───── Extracted records

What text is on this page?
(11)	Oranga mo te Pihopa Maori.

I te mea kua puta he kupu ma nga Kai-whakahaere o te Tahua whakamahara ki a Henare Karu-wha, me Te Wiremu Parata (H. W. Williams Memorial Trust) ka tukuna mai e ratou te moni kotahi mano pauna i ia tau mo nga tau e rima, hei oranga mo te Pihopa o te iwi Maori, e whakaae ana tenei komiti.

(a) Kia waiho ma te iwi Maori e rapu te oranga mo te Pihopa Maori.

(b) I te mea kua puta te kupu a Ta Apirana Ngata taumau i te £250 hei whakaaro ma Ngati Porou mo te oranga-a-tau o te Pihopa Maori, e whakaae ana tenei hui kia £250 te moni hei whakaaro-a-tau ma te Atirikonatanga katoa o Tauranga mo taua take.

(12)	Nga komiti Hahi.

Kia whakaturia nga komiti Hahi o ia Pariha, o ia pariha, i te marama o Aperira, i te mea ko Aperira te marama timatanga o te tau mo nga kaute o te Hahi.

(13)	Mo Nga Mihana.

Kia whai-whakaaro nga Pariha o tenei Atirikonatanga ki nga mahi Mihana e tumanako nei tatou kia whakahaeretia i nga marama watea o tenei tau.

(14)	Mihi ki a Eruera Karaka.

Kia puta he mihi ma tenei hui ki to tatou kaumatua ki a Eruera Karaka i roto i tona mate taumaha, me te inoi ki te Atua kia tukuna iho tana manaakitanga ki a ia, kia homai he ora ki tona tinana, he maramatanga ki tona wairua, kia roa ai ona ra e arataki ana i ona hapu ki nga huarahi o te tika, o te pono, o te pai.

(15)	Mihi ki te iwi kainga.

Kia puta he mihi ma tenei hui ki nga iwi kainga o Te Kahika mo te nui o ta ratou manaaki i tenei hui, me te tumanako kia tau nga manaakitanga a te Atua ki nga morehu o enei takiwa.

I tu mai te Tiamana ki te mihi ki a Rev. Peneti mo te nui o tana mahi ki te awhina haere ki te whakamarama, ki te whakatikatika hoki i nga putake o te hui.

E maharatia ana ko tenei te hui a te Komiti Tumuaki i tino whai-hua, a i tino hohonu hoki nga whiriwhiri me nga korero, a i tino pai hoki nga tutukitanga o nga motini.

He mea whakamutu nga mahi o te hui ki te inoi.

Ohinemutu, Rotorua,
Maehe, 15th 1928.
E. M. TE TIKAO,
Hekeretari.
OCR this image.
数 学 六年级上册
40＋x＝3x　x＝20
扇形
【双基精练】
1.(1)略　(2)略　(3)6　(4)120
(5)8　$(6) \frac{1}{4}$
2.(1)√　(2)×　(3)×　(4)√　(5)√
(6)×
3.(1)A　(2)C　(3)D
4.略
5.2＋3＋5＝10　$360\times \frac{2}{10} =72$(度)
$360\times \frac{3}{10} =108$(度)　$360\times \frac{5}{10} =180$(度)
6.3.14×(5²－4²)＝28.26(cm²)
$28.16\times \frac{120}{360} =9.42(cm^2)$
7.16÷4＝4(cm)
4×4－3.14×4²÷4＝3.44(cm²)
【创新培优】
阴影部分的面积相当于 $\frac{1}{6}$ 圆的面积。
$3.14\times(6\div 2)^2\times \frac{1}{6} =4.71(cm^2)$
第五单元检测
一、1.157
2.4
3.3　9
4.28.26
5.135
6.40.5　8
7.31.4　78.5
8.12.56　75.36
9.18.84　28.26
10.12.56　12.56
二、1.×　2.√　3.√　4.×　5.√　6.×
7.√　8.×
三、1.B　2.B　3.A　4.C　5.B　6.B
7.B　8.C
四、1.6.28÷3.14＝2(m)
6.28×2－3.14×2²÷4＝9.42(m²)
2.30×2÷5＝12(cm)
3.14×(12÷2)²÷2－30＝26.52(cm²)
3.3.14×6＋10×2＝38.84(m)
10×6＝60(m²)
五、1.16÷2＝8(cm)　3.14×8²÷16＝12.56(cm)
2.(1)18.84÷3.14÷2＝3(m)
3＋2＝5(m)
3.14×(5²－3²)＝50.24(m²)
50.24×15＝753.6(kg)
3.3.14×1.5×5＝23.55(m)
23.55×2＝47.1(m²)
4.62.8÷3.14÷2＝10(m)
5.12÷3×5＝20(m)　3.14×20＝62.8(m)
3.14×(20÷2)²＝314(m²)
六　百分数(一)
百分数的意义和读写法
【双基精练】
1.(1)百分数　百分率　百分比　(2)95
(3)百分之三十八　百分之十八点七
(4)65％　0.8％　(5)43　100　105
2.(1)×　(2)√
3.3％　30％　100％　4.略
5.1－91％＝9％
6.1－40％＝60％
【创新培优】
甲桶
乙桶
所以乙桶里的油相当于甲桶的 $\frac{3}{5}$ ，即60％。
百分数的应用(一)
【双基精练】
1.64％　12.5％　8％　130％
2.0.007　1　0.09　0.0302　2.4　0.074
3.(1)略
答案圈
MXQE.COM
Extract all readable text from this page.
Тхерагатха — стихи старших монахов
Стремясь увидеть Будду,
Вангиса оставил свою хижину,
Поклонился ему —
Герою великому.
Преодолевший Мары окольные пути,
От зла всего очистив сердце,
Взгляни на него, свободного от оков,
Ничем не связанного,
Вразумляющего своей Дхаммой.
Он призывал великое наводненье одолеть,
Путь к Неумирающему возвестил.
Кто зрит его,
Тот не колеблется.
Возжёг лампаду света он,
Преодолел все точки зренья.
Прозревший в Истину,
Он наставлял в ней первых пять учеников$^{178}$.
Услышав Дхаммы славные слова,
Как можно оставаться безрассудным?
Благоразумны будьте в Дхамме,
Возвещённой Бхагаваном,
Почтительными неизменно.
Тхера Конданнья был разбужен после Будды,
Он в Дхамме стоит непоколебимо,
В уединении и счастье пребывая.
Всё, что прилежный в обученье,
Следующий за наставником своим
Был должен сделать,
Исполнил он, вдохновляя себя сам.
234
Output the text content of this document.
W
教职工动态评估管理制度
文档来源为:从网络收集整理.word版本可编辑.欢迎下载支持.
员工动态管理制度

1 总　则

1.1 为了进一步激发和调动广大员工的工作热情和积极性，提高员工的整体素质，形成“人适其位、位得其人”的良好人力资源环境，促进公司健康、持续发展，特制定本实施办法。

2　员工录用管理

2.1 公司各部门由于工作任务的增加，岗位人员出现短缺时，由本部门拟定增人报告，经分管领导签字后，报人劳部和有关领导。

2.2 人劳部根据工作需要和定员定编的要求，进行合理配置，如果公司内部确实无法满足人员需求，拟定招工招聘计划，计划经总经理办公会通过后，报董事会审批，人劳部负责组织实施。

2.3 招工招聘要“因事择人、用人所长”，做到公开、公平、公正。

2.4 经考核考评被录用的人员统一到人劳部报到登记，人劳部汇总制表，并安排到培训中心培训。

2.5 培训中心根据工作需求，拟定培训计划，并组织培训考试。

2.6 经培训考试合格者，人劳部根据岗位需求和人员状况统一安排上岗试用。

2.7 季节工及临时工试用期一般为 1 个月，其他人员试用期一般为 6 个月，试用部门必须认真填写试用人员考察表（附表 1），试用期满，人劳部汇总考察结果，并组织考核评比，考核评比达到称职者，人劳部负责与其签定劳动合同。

──────────

=== What you will do ===
Search the lines for "page". Copy each line that has it.

=== Solution to this problem ===
What text is on this page?
Extract all readable text from this page.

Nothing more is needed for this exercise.